§ **Information provided**
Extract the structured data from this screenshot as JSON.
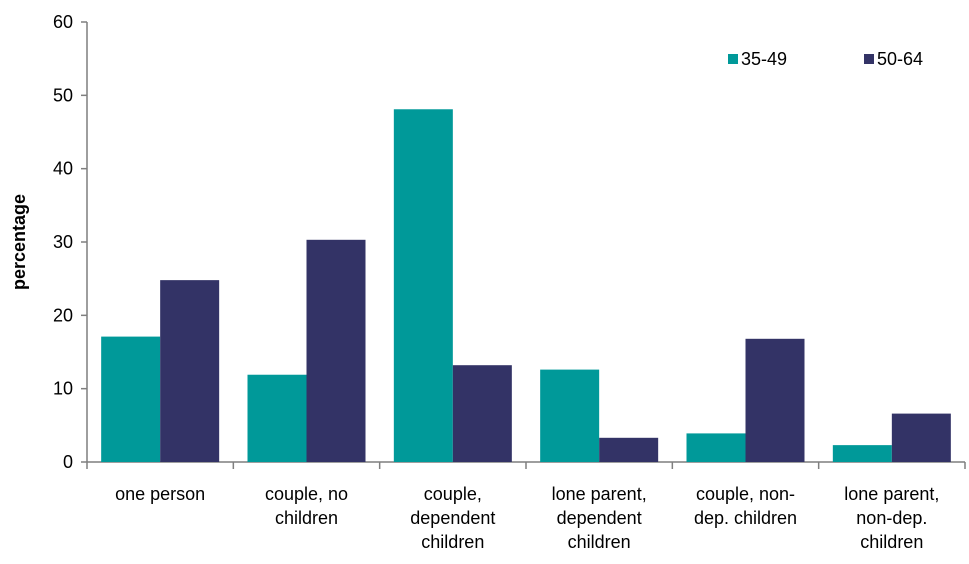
{
  "chart_data": {
    "type": "bar",
    "title": "",
    "xlabel": "",
    "ylabel": "percentage",
    "ylim": [
      0,
      60
    ],
    "yticks": [
      "0",
      "10",
      "20",
      "30",
      "40",
      "50",
      "60"
    ],
    "grid": false,
    "legend_position": "top-right",
    "categories": [
      [
        "one person"
      ],
      [
        "couple, no",
        "children"
      ],
      [
        "couple,",
        "dependent",
        "children"
      ],
      [
        "lone parent,",
        "dependent",
        "children"
      ],
      [
        "couple, non-",
        "dep. children"
      ],
      [
        "lone parent,",
        "non-dep.",
        "children"
      ]
    ],
    "series": [
      {
        "name": "35-49",
        "color": "#009999",
        "values": [
          17.1,
          11.9,
          48.1,
          12.6,
          3.9,
          2.3
        ]
      },
      {
        "name": "50-64",
        "color": "#333366",
        "values": [
          24.8,
          30.3,
          13.2,
          3.3,
          16.8,
          6.6
        ]
      }
    ]
  }
}
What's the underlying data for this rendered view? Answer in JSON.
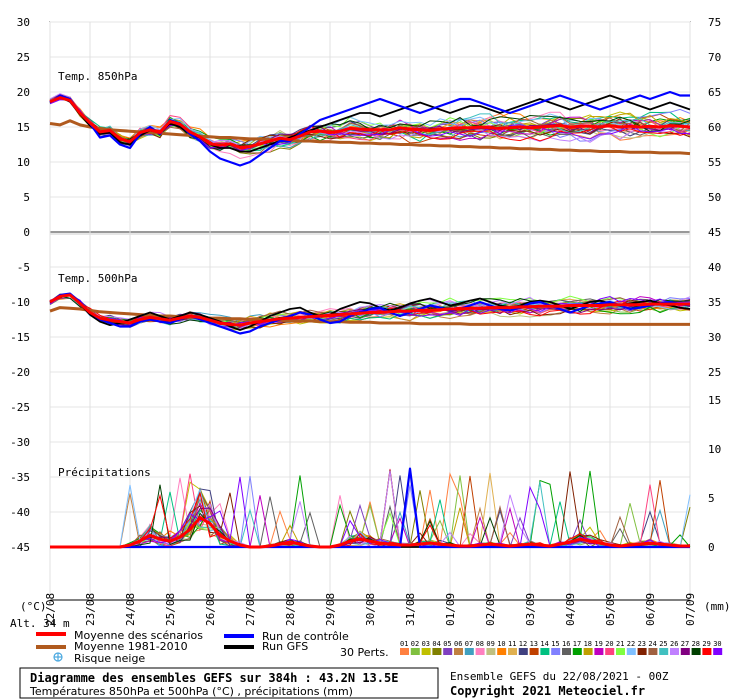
{
  "chart_data": {
    "type": "line",
    "title": "Diagramme des ensembles GEFS sur 384h : 43.2N 13.5E",
    "subtitle": "Températures 850hPa et 500hPa (°C) , précipitations (mm)",
    "run_info": "Ensemble GEFS du 22/08/2021 - 00Z",
    "copyright": "Copyright 2021 Meteociel.fr",
    "altitude": "Alt. 34 m",
    "unit_left": "(°C)",
    "unit_right": "(mm)",
    "panel_labels": {
      "t850": "Temp. 850hPa",
      "t500": "Temp. 500hPa",
      "precip": "Précipitations"
    },
    "x_labels": [
      "22/08",
      "23/08",
      "24/08",
      "25/08",
      "26/08",
      "27/08",
      "28/08",
      "29/08",
      "30/08",
      "31/08",
      "01/09",
      "02/09",
      "03/09",
      "04/09",
      "05/09",
      "06/09",
      "07/09"
    ],
    "y_left_ticks": [
      30,
      25,
      20,
      15,
      10,
      5,
      0,
      -5,
      -10,
      -15,
      -20,
      -25,
      -30,
      -35,
      -40,
      -45
    ],
    "y_right_ticks": {
      "t850": [
        75,
        70,
        65,
        60,
        55,
        50,
        45
      ],
      "t500": [
        40,
        35,
        30,
        25
      ],
      "precip": [
        15,
        10,
        5,
        0
      ]
    },
    "legend": {
      "mean": "Moyenne des scénarios",
      "clim": "Moyenne 1981-2010",
      "snow": "Risque neige",
      "control": "Run de contrôle",
      "gfs": "Run GFS",
      "perts_label": "30 Perts.",
      "perts": [
        "01",
        "02",
        "03",
        "04",
        "05",
        "06",
        "07",
        "08",
        "09",
        "10",
        "11",
        "12",
        "13",
        "14",
        "15",
        "16",
        "17",
        "18",
        "19",
        "20",
        "21",
        "22",
        "23",
        "24",
        "25",
        "26",
        "27",
        "28",
        "29",
        "30"
      ]
    },
    "colors": {
      "mean": "#ff0000",
      "clim": "#b05a1e",
      "control": "#0000ff",
      "gfs": "#000000",
      "perts": [
        "#ff8040",
        "#80c040",
        "#c0c000",
        "#808000",
        "#8040c0",
        "#c08040",
        "#40a0c0",
        "#ff80c0",
        "#c0c080",
        "#ff8000",
        "#e0b050",
        "#404080",
        "#c04000",
        "#00c080",
        "#8080ff",
        "#606060",
        "#00a000",
        "#c0a000",
        "#c000c0",
        "#ff4080",
        "#80ff40",
        "#80c0ff",
        "#802000",
        "#a06040",
        "#40c0c0",
        "#c080ff",
        "#800080",
        "#004000",
        "#ff0000",
        "#8000ff"
      ]
    },
    "series": [
      {
        "name": "Moyenne des scénarios",
        "panel": "t850",
        "values": [
          18.6,
          19.2,
          18.8,
          17.0,
          15.6,
          14.3,
          14.5,
          13.3,
          12.9,
          14.2,
          14.6,
          14.2,
          15.8,
          15.4,
          14.3,
          13.6,
          12.6,
          12.4,
          12.6,
          12.1,
          12.2,
          12.6,
          13.0,
          13.4,
          13.2,
          13.7,
          14.3,
          14.4,
          14.2,
          14.4,
          14.8,
          14.7,
          14.6,
          14.6,
          14.6,
          14.9,
          14.7,
          14.6,
          14.5,
          14.7,
          14.8,
          14.9,
          14.9,
          15.0,
          14.9,
          14.8,
          14.9,
          15.0,
          14.9,
          15.0,
          15.1,
          15.2,
          15.0,
          15.1,
          15.1,
          15.0,
          15.2,
          15.0,
          15.1,
          15.0,
          15.1,
          15.0,
          15.2,
          15.1,
          15.0
        ]
      },
      {
        "name": "Moyenne 1981-2010",
        "panel": "t850",
        "values": [
          15.5,
          15.3,
          15.9,
          15.3,
          15.0,
          14.8,
          14.6,
          14.5,
          14.4,
          14.3,
          14.2,
          14.1,
          14.0,
          13.9,
          13.8,
          13.7,
          13.6,
          13.5,
          13.5,
          13.4,
          13.3,
          13.3,
          13.2,
          13.1,
          13.1,
          13.0,
          13.0,
          12.9,
          12.9,
          12.8,
          12.8,
          12.7,
          12.7,
          12.6,
          12.6,
          12.5,
          12.5,
          12.4,
          12.4,
          12.3,
          12.3,
          12.2,
          12.2,
          12.1,
          12.1,
          12.0,
          12.0,
          11.9,
          11.9,
          11.8,
          11.8,
          11.7,
          11.7,
          11.6,
          11.6,
          11.5,
          11.5,
          11.5,
          11.4,
          11.4,
          11.4,
          11.3,
          11.3,
          11.3,
          11.2
        ]
      },
      {
        "name": "Run de contrôle",
        "panel": "t850",
        "values": [
          18.5,
          19.5,
          19.0,
          17.0,
          15.5,
          13.5,
          13.8,
          12.5,
          12.0,
          14.0,
          15.0,
          14.0,
          16.0,
          15.5,
          14.0,
          13.0,
          11.5,
          10.5,
          10.0,
          9.5,
          10.0,
          11.0,
          12.0,
          13.0,
          13.0,
          14.0,
          15.0,
          16.0,
          16.5,
          17.0,
          17.5,
          18.0,
          18.5,
          19.0,
          18.5,
          18.0,
          17.5,
          17.0,
          17.5,
          18.0,
          18.5,
          19.0,
          19.0,
          18.5,
          18.0,
          17.5,
          17.0,
          17.5,
          18.0,
          18.5,
          19.0,
          19.5,
          19.0,
          18.5,
          18.0,
          17.5,
          18.0,
          18.5,
          19.0,
          19.5,
          19.0,
          19.5,
          20.0,
          19.5,
          19.5
        ]
      },
      {
        "name": "Run GFS",
        "panel": "t850",
        "values": [
          18.5,
          19.3,
          18.6,
          16.8,
          15.2,
          14.0,
          14.2,
          12.8,
          12.5,
          13.8,
          14.5,
          14.2,
          15.5,
          15.0,
          14.0,
          13.5,
          12.5,
          12.0,
          12.0,
          11.5,
          11.5,
          12.0,
          12.5,
          13.0,
          13.5,
          14.0,
          14.5,
          15.0,
          15.5,
          16.0,
          16.5,
          17.0,
          17.0,
          16.5,
          17.0,
          17.5,
          18.0,
          18.5,
          18.0,
          17.5,
          17.0,
          17.5,
          18.0,
          18.0,
          17.5,
          17.0,
          17.5,
          18.0,
          18.5,
          19.0,
          18.5,
          18.0,
          17.5,
          18.0,
          18.5,
          19.0,
          19.5,
          19.0,
          18.5,
          18.0,
          17.5,
          18.0,
          18.5,
          18.0,
          17.5
        ]
      },
      {
        "name": "Moyenne des scénarios",
        "panel": "t500",
        "values": [
          -10.0,
          -9.2,
          -9.0,
          -10.2,
          -11.5,
          -12.3,
          -12.6,
          -12.8,
          -13.0,
          -12.5,
          -12.2,
          -12.4,
          -12.6,
          -12.3,
          -12.0,
          -12.2,
          -12.6,
          -13.0,
          -13.2,
          -13.3,
          -13.0,
          -12.8,
          -12.6,
          -12.4,
          -12.3,
          -12.2,
          -12.1,
          -12.0,
          -11.9,
          -11.8,
          -11.7,
          -11.6,
          -11.5,
          -11.5,
          -11.4,
          -11.3,
          -11.3,
          -11.2,
          -11.2,
          -11.1,
          -11.0,
          -11.0,
          -10.9,
          -10.9,
          -10.8,
          -10.8,
          -10.8,
          -10.7,
          -10.7,
          -10.6,
          -10.6,
          -10.6,
          -10.5,
          -10.5,
          -10.5,
          -10.5,
          -10.4,
          -10.4,
          -10.4,
          -10.4,
          -10.3,
          -10.3,
          -10.3,
          -10.3,
          -10.3
        ]
      },
      {
        "name": "Moyenne 1981-2010",
        "panel": "t500",
        "values": [
          -11.3,
          -10.8,
          -10.9,
          -11.0,
          -11.2,
          -11.4,
          -11.5,
          -11.6,
          -11.7,
          -11.8,
          -11.9,
          -12.0,
          -12.0,
          -12.1,
          -12.2,
          -12.2,
          -12.3,
          -12.3,
          -12.4,
          -12.4,
          -12.5,
          -12.5,
          -12.6,
          -12.6,
          -12.7,
          -12.7,
          -12.7,
          -12.8,
          -12.8,
          -12.8,
          -12.9,
          -12.9,
          -12.9,
          -13.0,
          -13.0,
          -13.0,
          -13.0,
          -13.1,
          -13.1,
          -13.1,
          -13.1,
          -13.1,
          -13.2,
          -13.2,
          -13.2,
          -13.2,
          -13.2,
          -13.2,
          -13.2,
          -13.2,
          -13.2,
          -13.2,
          -13.2,
          -13.2,
          -13.2,
          -13.2,
          -13.2,
          -13.2,
          -13.2,
          -13.2,
          -13.2,
          -13.2,
          -13.2,
          -13.2,
          -13.2
        ]
      },
      {
        "name": "Run de contrôle",
        "panel": "t500",
        "values": [
          -10.0,
          -9.0,
          -8.8,
          -10.0,
          -11.5,
          -12.5,
          -13.0,
          -13.5,
          -13.5,
          -12.8,
          -12.5,
          -12.8,
          -13.0,
          -12.5,
          -12.0,
          -12.5,
          -13.0,
          -13.5,
          -14.0,
          -14.5,
          -14.2,
          -13.5,
          -13.0,
          -12.5,
          -12.0,
          -11.5,
          -11.8,
          -12.5,
          -13.0,
          -12.8,
          -12.0,
          -11.5,
          -11.0,
          -10.8,
          -11.5,
          -12.0,
          -11.5,
          -11.0,
          -10.5,
          -10.8,
          -11.2,
          -11.0,
          -10.5,
          -10.0,
          -10.5,
          -11.0,
          -11.2,
          -10.8,
          -10.2,
          -10.0,
          -10.5,
          -11.0,
          -11.5,
          -11.0,
          -10.5,
          -10.2,
          -10.0,
          -10.5,
          -11.0,
          -10.8,
          -10.5,
          -10.2,
          -10.0,
          -10.3,
          -10.5
        ]
      },
      {
        "name": "Run GFS",
        "panel": "t500",
        "values": [
          -10.0,
          -9.3,
          -9.0,
          -10.3,
          -11.8,
          -12.8,
          -13.3,
          -13.0,
          -12.5,
          -12.0,
          -11.5,
          -12.0,
          -12.5,
          -12.0,
          -11.5,
          -11.8,
          -12.3,
          -12.8,
          -13.5,
          -14.0,
          -13.5,
          -12.8,
          -12.0,
          -11.5,
          -11.0,
          -10.8,
          -11.5,
          -12.0,
          -11.8,
          -11.0,
          -10.5,
          -10.0,
          -10.2,
          -10.8,
          -11.2,
          -10.8,
          -10.2,
          -9.8,
          -9.5,
          -10.0,
          -10.5,
          -10.2,
          -9.8,
          -9.5,
          -10.0,
          -10.5,
          -10.8,
          -10.5,
          -10.0,
          -9.8,
          -10.0,
          -10.5,
          -11.0,
          -10.5,
          -10.0,
          -9.8,
          -10.2,
          -10.5,
          -10.2,
          -10.0,
          -9.8,
          -10.2,
          -10.5,
          -10.8,
          -11.0
        ]
      },
      {
        "name": "Moyenne des scénarios",
        "panel": "precip",
        "values": [
          0,
          0,
          0,
          0,
          0,
          0,
          0,
          0,
          0.2,
          0.6,
          1.2,
          0.8,
          0.6,
          1.0,
          1.8,
          3.0,
          2.4,
          1.2,
          0.6,
          0.2,
          0,
          0,
          0.1,
          0.3,
          0.5,
          0.3,
          0.1,
          0,
          0,
          0.2,
          0.6,
          0.8,
          0.6,
          0.4,
          0.3,
          0.2,
          0.2,
          0.3,
          0.4,
          0.3,
          0.2,
          0.1,
          0.1,
          0.2,
          0.3,
          0.2,
          0.1,
          0.2,
          0.3,
          0.2,
          0.1,
          0.3,
          0.5,
          0.8,
          0.6,
          0.4,
          0.2,
          0.1,
          0.2,
          0.3,
          0.4,
          0.3,
          0.2,
          0.1,
          0.1
        ]
      },
      {
        "name": "Run de contrôle",
        "panel": "precip",
        "values": [
          0,
          0,
          0,
          0,
          0,
          0,
          0,
          0,
          0,
          0,
          0,
          0,
          0,
          0,
          0,
          0,
          0,
          0,
          0,
          0,
          0,
          0,
          0,
          0,
          0,
          0,
          0,
          0,
          0,
          0,
          0,
          0,
          0,
          0,
          0,
          0,
          8.0,
          0,
          0,
          0,
          0,
          0,
          0,
          0,
          0,
          0,
          0,
          0,
          0,
          0,
          0,
          0,
          0,
          0,
          0,
          0,
          0,
          0,
          0,
          0,
          0,
          0,
          0,
          0,
          0
        ]
      },
      {
        "name": "Run GFS",
        "panel": "precip",
        "values": [
          0,
          0,
          0,
          0,
          0,
          0,
          0,
          0,
          0,
          0,
          0,
          0,
          0,
          0,
          0,
          0,
          0,
          0,
          0,
          0,
          0,
          0,
          0,
          0,
          0,
          0,
          0,
          0,
          0,
          0,
          0,
          0,
          0,
          0,
          0,
          0,
          0,
          0,
          0,
          0,
          0,
          0,
          0,
          0,
          0,
          0,
          0,
          0,
          0,
          0,
          0,
          0,
          0,
          0,
          0,
          0,
          0,
          0,
          0,
          0,
          0,
          0,
          0,
          0,
          0
        ]
      }
    ]
  }
}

§ **What needs to be done**
Return every line in the listing that contains the word "control".

§ **Result**
      "control": "Run de contrôle",
      "control": "#0000ff",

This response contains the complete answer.